REQUIREMENT: An exact copy of the records is required, minus the pictures they hold.

DATASET RECORDS:

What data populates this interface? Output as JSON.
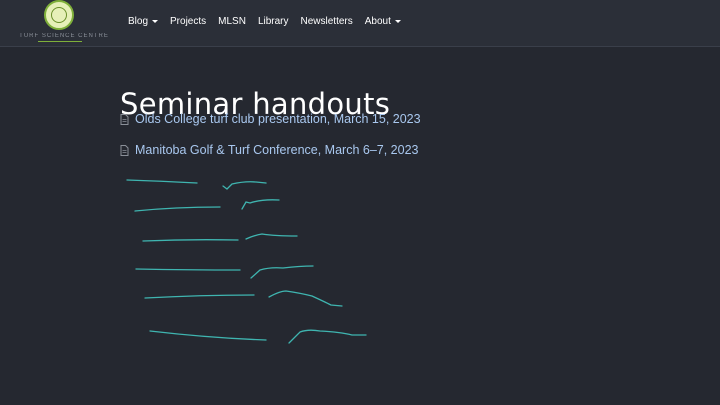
{
  "nav": {
    "brand_text": "TURF SCIENCE CENTRE",
    "items": [
      {
        "label": "Blog",
        "dropdown": true
      },
      {
        "label": "Projects",
        "dropdown": false
      },
      {
        "label": "MLSN",
        "dropdown": false
      },
      {
        "label": "Library",
        "dropdown": false
      },
      {
        "label": "Newsletters",
        "dropdown": false
      },
      {
        "label": "About",
        "dropdown": true
      }
    ]
  },
  "page": {
    "title": "Seminar handouts",
    "links": [
      {
        "label": "Olds College turf club presentation, March 15, 2023",
        "icon": "file-icon"
      },
      {
        "label": "Manitoba Golf & Turf Conference, March 6–7, 2023",
        "icon": "file-icon"
      }
    ]
  },
  "colors": {
    "background": "#252830",
    "navbar": "#2b2f38",
    "link": "#a9c8ef",
    "scribble": "#3fb5b0"
  }
}
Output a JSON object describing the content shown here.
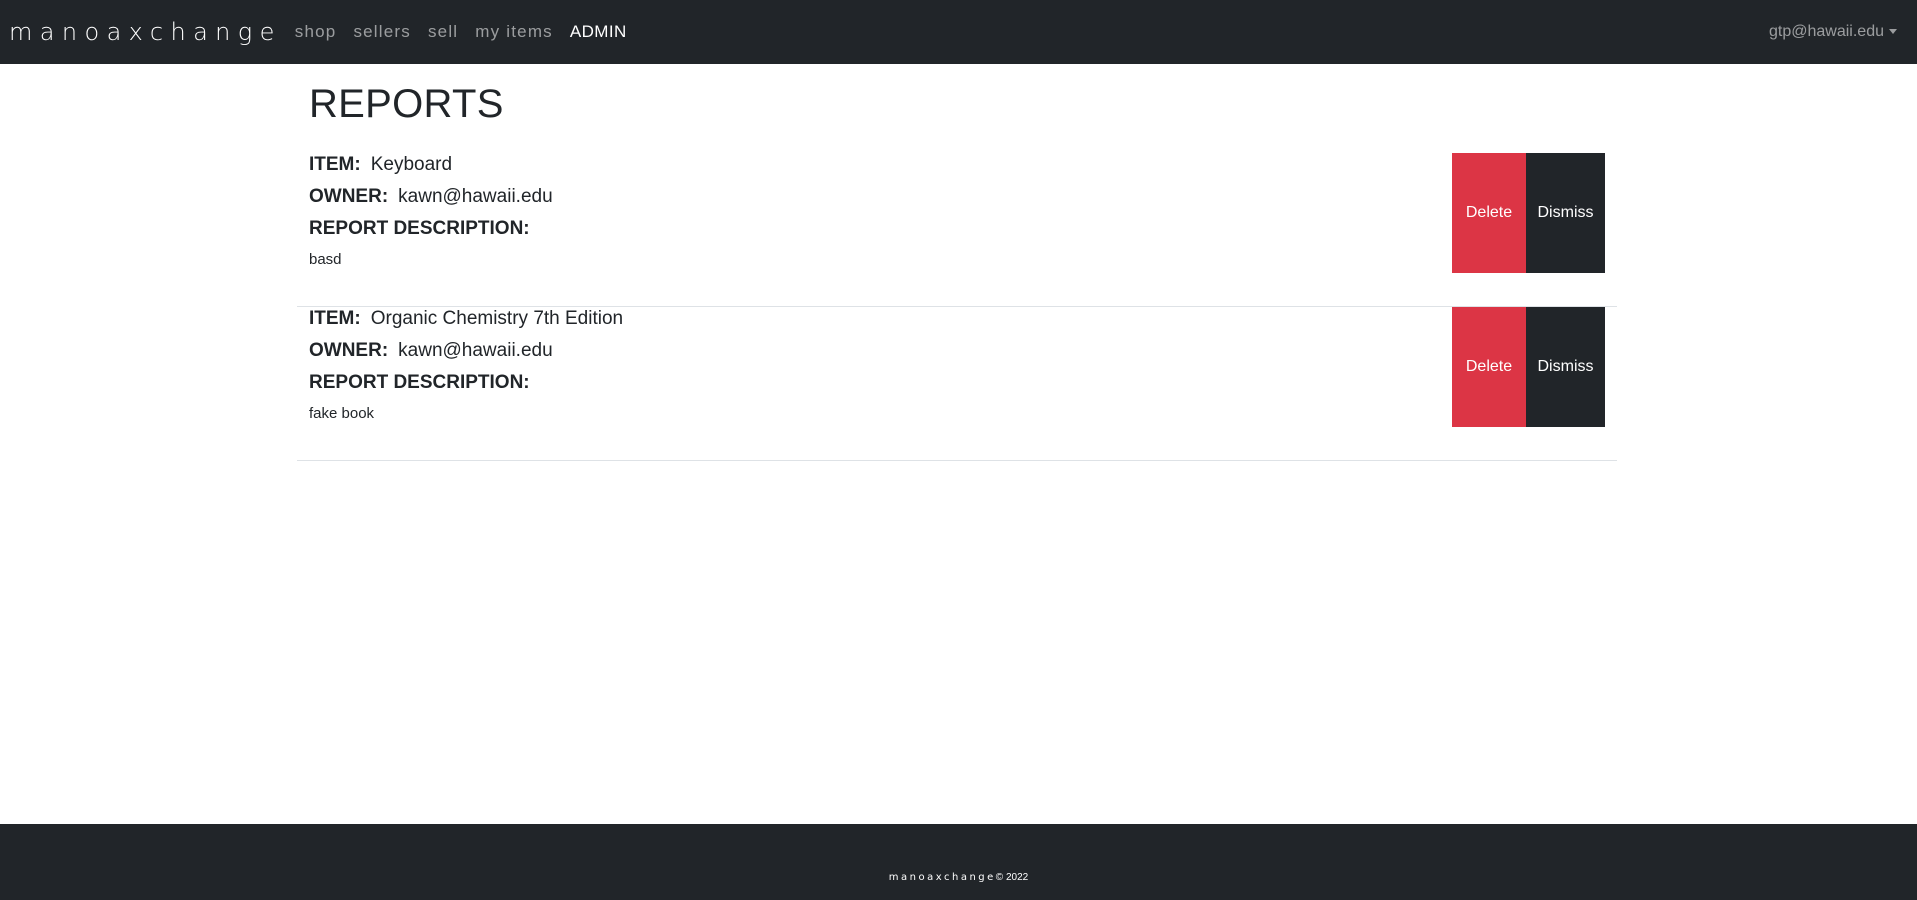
{
  "navbar": {
    "brand": "manoaxchange",
    "links": [
      {
        "label": "shop"
      },
      {
        "label": "sellers"
      },
      {
        "label": "sell"
      },
      {
        "label": "my items"
      },
      {
        "label": "ADMIN"
      }
    ],
    "user": "gtp@hawaii.edu"
  },
  "page": {
    "title": "REPORTS"
  },
  "labels": {
    "item": "ITEM:",
    "owner": "OWNER:",
    "description": "REPORT DESCRIPTION:"
  },
  "reports": [
    {
      "item": "Keyboard",
      "owner": "kawn@hawaii.edu",
      "description": "basd",
      "delete_label": "Delete",
      "dismiss_label": "Dismiss"
    },
    {
      "item": "Organic Chemistry 7th Edition",
      "owner": "kawn@hawaii.edu",
      "description": "fake book",
      "delete_label": "Delete",
      "dismiss_label": "Dismiss"
    }
  ],
  "footer": {
    "brand": "manoaxchange",
    "copyright": "© 2022"
  },
  "colors": {
    "navbar_bg": "#212529",
    "delete_bg": "#dc3545",
    "dismiss_bg": "#212529",
    "divider": "#dee2e6"
  }
}
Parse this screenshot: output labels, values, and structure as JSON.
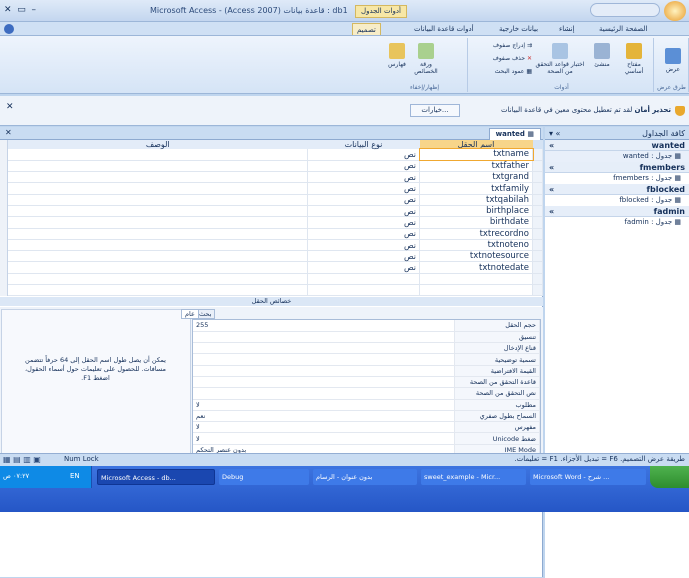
{
  "window": {
    "title": "Microsoft Access - (Access 2007) قاعدة بيانات : db1",
    "context_tool": "أدوات الجدول",
    "tray_time": "٠٧:٢٧ ص"
  },
  "ribbon": {
    "tabs": [
      "الصفحة الرئيسية",
      "إنشاء",
      "بيانات خارجية",
      "أدوات قاعدة البيانات",
      "تصميم"
    ],
    "groups": {
      "views": {
        "label": "طرق عرض",
        "button": "عرض"
      },
      "tools": {
        "label": "أدوات",
        "primary_key": "مفتاح أساسي",
        "builder": "منشئ",
        "test_rules": "اختبار قواعد التحقق من الصحة",
        "insert_rows": "إدراج صفوف",
        "delete_rows": "حذف صفوف",
        "lookup_column": "عمود البحث"
      },
      "showhide": {
        "label": "إظهار/إخفاء",
        "property_sheet": "ورقة الخصائص",
        "indexes": "فهارس"
      }
    }
  },
  "message": {
    "title": "تحذير أمان",
    "text": "لقد تم تعطيل محتوى معين في قاعدة البيانات",
    "button": "خيارات..."
  },
  "document": {
    "tab": "wanted",
    "columns": {
      "field_name": "اسم الحقل",
      "data_type": "نوع البيانات",
      "description": "الوصف"
    },
    "rows": [
      {
        "name": "txtname",
        "type": "نص"
      },
      {
        "name": "txtfather",
        "type": "نص"
      },
      {
        "name": "txtgrand",
        "type": "نص"
      },
      {
        "name": "txtfamily",
        "type": "نص"
      },
      {
        "name": "txtqabilah",
        "type": "نص"
      },
      {
        "name": "birthplace",
        "type": "نص"
      },
      {
        "name": "birthdate",
        "type": "نص"
      },
      {
        "name": "txtrecordno",
        "type": "نص"
      },
      {
        "name": "txtnoteno",
        "type": "نص"
      },
      {
        "name": "txtnotesource",
        "type": "نص"
      },
      {
        "name": "txtnotedate",
        "type": "نص"
      }
    ],
    "properties_header": "خصائص الحقل",
    "prop_tabs": {
      "general": "عام",
      "lookup": "بحث"
    },
    "properties": [
      {
        "label": "حجم الحقل",
        "value": "255"
      },
      {
        "label": "تنسيق",
        "value": ""
      },
      {
        "label": "قناع الإدخال",
        "value": ""
      },
      {
        "label": "تسمية توضيحية",
        "value": ""
      },
      {
        "label": "القيمة الافتراضية",
        "value": ""
      },
      {
        "label": "قاعدة التحقق من الصحة",
        "value": ""
      },
      {
        "label": "نص التحقق من الصحة",
        "value": ""
      },
      {
        "label": "مطلوب",
        "value": "لا"
      },
      {
        "label": "السماح بطول صفري",
        "value": "نعم"
      },
      {
        "label": "مفهرس",
        "value": "لا"
      },
      {
        "label": "ضغط Unicode",
        "value": "لا"
      },
      {
        "label": "IME Mode",
        "value": "بدون عنصر التحكم"
      },
      {
        "label": "IME Sentence Mode",
        "value": "بلا"
      },
      {
        "label": "علامات ذكية",
        "value": ""
      }
    ],
    "help_text": "يمكن أن يصل طول اسم الحقل إلى 64 حرفاً تتضمن مسافات. للحصول على تعليمات حول أسماء الحقول، اضغط F1."
  },
  "nav": {
    "header": "كافة الجداول",
    "groups": [
      {
        "name": "wanted",
        "item": "wanted : جدول"
      },
      {
        "name": "fmembers",
        "item": "fmembers : جدول"
      },
      {
        "name": "fblocked",
        "item": "fblocked : جدول"
      },
      {
        "name": "fadmin",
        "item": "fadmin : جدول"
      }
    ]
  },
  "status": {
    "text": "طريقة عرض التصميم. F6 = تبديل الأجزاء. F1 = تعليمات.",
    "numlock": "Num Lock"
  },
  "taskbar": {
    "items": [
      "Microsoft Word - شرح ...",
      "sweet_example - Micr...",
      "بدون عنوان - الرسام",
      "Debug",
      "Microsoft Access - db..."
    ],
    "lang": "EN"
  }
}
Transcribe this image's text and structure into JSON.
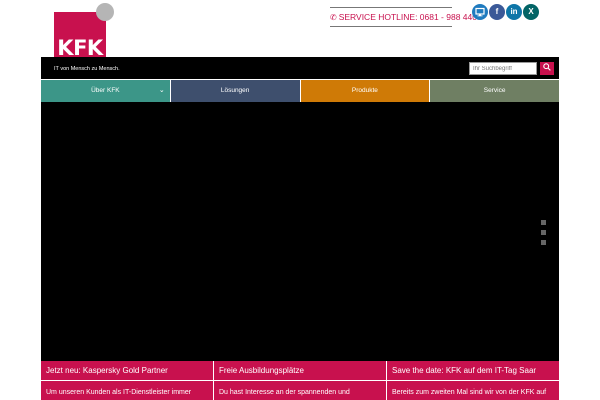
{
  "header": {
    "logo_text": "KFK",
    "tagline": "IT von Mensch zu Mensch.",
    "hotline_label": "SERVICE HOTLINE: 0681 - 988 440"
  },
  "social": {
    "icons": [
      "desktop-icon",
      "facebook-icon",
      "linkedin-icon",
      "xing-icon"
    ],
    "facebook_glyph": "f",
    "linkedin_glyph": "in",
    "xing_glyph": "X"
  },
  "search": {
    "placeholder": "Ihr Suchbegriff"
  },
  "nav": {
    "items": [
      {
        "label": "Über KFK"
      },
      {
        "label": "Lösungen"
      },
      {
        "label": "Produkte"
      },
      {
        "label": "Service"
      }
    ]
  },
  "news": [
    {
      "title": "Jetzt neu: Kaspersky Gold Partner",
      "text": "Um unseren Kunden als IT-Dienstleister immer"
    },
    {
      "title": "Freie Ausbildungsplätze",
      "text": "Du hast Interesse an der spannenden und"
    },
    {
      "title": "Save the date: KFK auf dem IT-Tag Saar",
      "text": "Bereits zum zweiten Mal sind wir von der KFK auf"
    }
  ],
  "colors": {
    "brand": "#c8114e",
    "nav_1": "#3c9688",
    "nav_2": "#3e4f6d",
    "nav_3": "#cf7a06",
    "nav_4": "#6f7f63"
  }
}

FINAL RESULT:
What data populates this interface? Output as JSON.
{
  "nav": {
    "brand_text": "TURF SCIENCE CENTRE",
    "items": [
      {
        "label": "Blog",
        "dropdown": true
      },
      {
        "label": "Projects",
        "dropdown": false
      },
      {
        "label": "MLSN",
        "dropdown": false
      },
      {
        "label": "Library",
        "dropdown": false
      },
      {
        "label": "Newsletters",
        "dropdown": false
      },
      {
        "label": "About",
        "dropdown": true
      }
    ]
  },
  "page": {
    "title": "Seminar handouts",
    "links": [
      {
        "label": "Olds College turf club presentation, March 15, 2023",
        "icon": "file-icon"
      },
      {
        "label": "Manitoba Golf & Turf Conference, March 6–7, 2023",
        "icon": "file-icon"
      }
    ]
  },
  "colors": {
    "background": "#252830",
    "navbar": "#2b2f38",
    "link": "#a9c8ef",
    "scribble": "#3fb5b0"
  }
}
Output a JSON object describing the content shown here.
{
  "navbar": {
    "brand": "manoaxchange",
    "links": [
      {
        "label": "shop"
      },
      {
        "label": "sellers"
      },
      {
        "label": "sell"
      },
      {
        "label": "my items"
      },
      {
        "label": "ADMIN"
      }
    ],
    "user": "gtp@hawaii.edu"
  },
  "page": {
    "title": "REPORTS"
  },
  "labels": {
    "item": "ITEM:",
    "owner": "OWNER:",
    "description": "REPORT DESCRIPTION:"
  },
  "reports": [
    {
      "item": "Keyboard",
      "owner": "kawn@hawaii.edu",
      "description": "basd",
      "delete_label": "Delete",
      "dismiss_label": "Dismiss"
    },
    {
      "item": "Organic Chemistry 7th Edition",
      "owner": "kawn@hawaii.edu",
      "description": "fake book",
      "delete_label": "Delete",
      "dismiss_label": "Dismiss"
    }
  ],
  "footer": {
    "brand": "manoaxchange",
    "copyright": "© 2022"
  },
  "colors": {
    "navbar_bg": "#212529",
    "delete_bg": "#dc3545",
    "dismiss_bg": "#212529",
    "divider": "#dee2e6"
  }
}
Parse this screenshot: output labels, values, and structure as JSON.
{
  "window": {
    "title": "Microsoft Access - (Access 2007) قاعدة بيانات : db1",
    "context_tool": "أدوات الجدول",
    "tray_time": "٠٧:٢٧ ص"
  },
  "ribbon": {
    "tabs": [
      "الصفحة الرئيسية",
      "إنشاء",
      "بيانات خارجية",
      "أدوات قاعدة البيانات",
      "تصميم"
    ],
    "groups": {
      "views": {
        "label": "طرق عرض",
        "button": "عرض"
      },
      "tools": {
        "label": "أدوات",
        "primary_key": "مفتاح أساسي",
        "builder": "منشئ",
        "test_rules": "اختبار قواعد التحقق من الصحة",
        "insert_rows": "إدراج صفوف",
        "delete_rows": "حذف صفوف",
        "lookup_column": "عمود البحث"
      },
      "showhide": {
        "label": "إظهار/إخفاء",
        "property_sheet": "ورقة الخصائص",
        "indexes": "فهارس"
      }
    }
  },
  "message": {
    "title": "تحذير أمان",
    "text": "لقد تم تعطيل محتوى معين في قاعدة البيانات",
    "button": "خيارات..."
  },
  "document": {
    "tab": "wanted",
    "columns": {
      "field_name": "اسم الحقل",
      "data_type": "نوع البيانات",
      "description": "الوصف"
    },
    "rows": [
      {
        "name": "txtname",
        "type": "نص"
      },
      {
        "name": "txtfather",
        "type": "نص"
      },
      {
        "name": "txtgrand",
        "type": "نص"
      },
      {
        "name": "txtfamily",
        "type": "نص"
      },
      {
        "name": "txtqabilah",
        "type": "نص"
      },
      {
        "name": "birthplace",
        "type": "نص"
      },
      {
        "name": "birthdate",
        "type": "نص"
      },
      {
        "name": "txtrecordno",
        "type": "نص"
      },
      {
        "name": "txtnoteno",
        "type": "نص"
      },
      {
        "name": "txtnotesource",
        "type": "نص"
      },
      {
        "name": "txtnotedate",
        "type": "نص"
      }
    ],
    "properties_header": "خصائص الحقل",
    "prop_tabs": {
      "general": "عام",
      "lookup": "بحث"
    },
    "properties": [
      {
        "label": "حجم الحقل",
        "value": "255"
      },
      {
        "label": "تنسيق",
        "value": ""
      },
      {
        "label": "قناع الإدخال",
        "value": ""
      },
      {
        "label": "تسمية توضيحية",
        "value": ""
      },
      {
        "label": "القيمة الافتراضية",
        "value": ""
      },
      {
        "label": "قاعدة التحقق من الصحة",
        "value": ""
      },
      {
        "label": "نص التحقق من الصحة",
        "value": ""
      },
      {
        "label": "مطلوب",
        "value": "لا"
      },
      {
        "label": "السماح بطول صفري",
        "value": "نعم"
      },
      {
        "label": "مفهرس",
        "value": "لا"
      },
      {
        "label": "ضغط Unicode",
        "value": "لا"
      },
      {
        "label": "IME Mode",
        "value": "بدون عنصر التحكم"
      },
      {
        "label": "IME Sentence Mode",
        "value": "بلا"
      },
      {
        "label": "علامات ذكية",
        "value": ""
      }
    ],
    "help_text": "يمكن أن يصل طول اسم الحقل إلى 64 حرفاً تتضمن مسافات. للحصول على تعليمات حول أسماء الحقول، اضغط F1."
  },
  "nav": {
    "header": "كافة الجداول",
    "groups": [
      {
        "name": "wanted",
        "item": "wanted : جدول"
      },
      {
        "name": "fmembers",
        "item": "fmembers : جدول"
      },
      {
        "name": "fblocked",
        "item": "fblocked : جدول"
      },
      {
        "name": "fadmin",
        "item": "fadmin : جدول"
      }
    ]
  },
  "status": {
    "text": "طريقة عرض التصميم. F6 = تبديل الأجزاء. F1 = تعليمات.",
    "numlock": "Num Lock"
  },
  "taskbar": {
    "items": [
      "Microsoft Word - شرح ...",
      "sweet_example - Micr...",
      "بدون عنوان - الرسام",
      "Debug",
      "Microsoft Access - db..."
    ],
    "lang": "EN"
  }
}
Transcribe this image's text and structure into JSON.
{
  "header": {
    "logo_text": "KFK",
    "tagline": "IT von Mensch zu Mensch.",
    "hotline_label": "SERVICE HOTLINE: 0681 - 988 440"
  },
  "social": {
    "icons": [
      "desktop-icon",
      "facebook-icon",
      "linkedin-icon",
      "xing-icon"
    ],
    "facebook_glyph": "f",
    "linkedin_glyph": "in",
    "xing_glyph": "X"
  },
  "search": {
    "placeholder": "Ihr Suchbegriff"
  },
  "nav": {
    "items": [
      {
        "label": "Über KFK"
      },
      {
        "label": "Lösungen"
      },
      {
        "label": "Produkte"
      },
      {
        "label": "Service"
      }
    ]
  },
  "news": [
    {
      "title": "Jetzt neu: Kaspersky Gold Partner",
      "text": "Um unseren Kunden als IT-Dienstleister immer"
    },
    {
      "title": "Freie Ausbildungsplätze",
      "text": "Du hast Interesse an der spannenden und"
    },
    {
      "title": "Save the date: KFK auf dem IT-Tag Saar",
      "text": "Bereits zum zweiten Mal sind wir von der KFK auf"
    }
  ],
  "colors": {
    "brand": "#c8114e",
    "nav_1": "#3c9688",
    "nav_2": "#3e4f6d",
    "nav_3": "#cf7a06",
    "nav_4": "#6f7f63"
  }
}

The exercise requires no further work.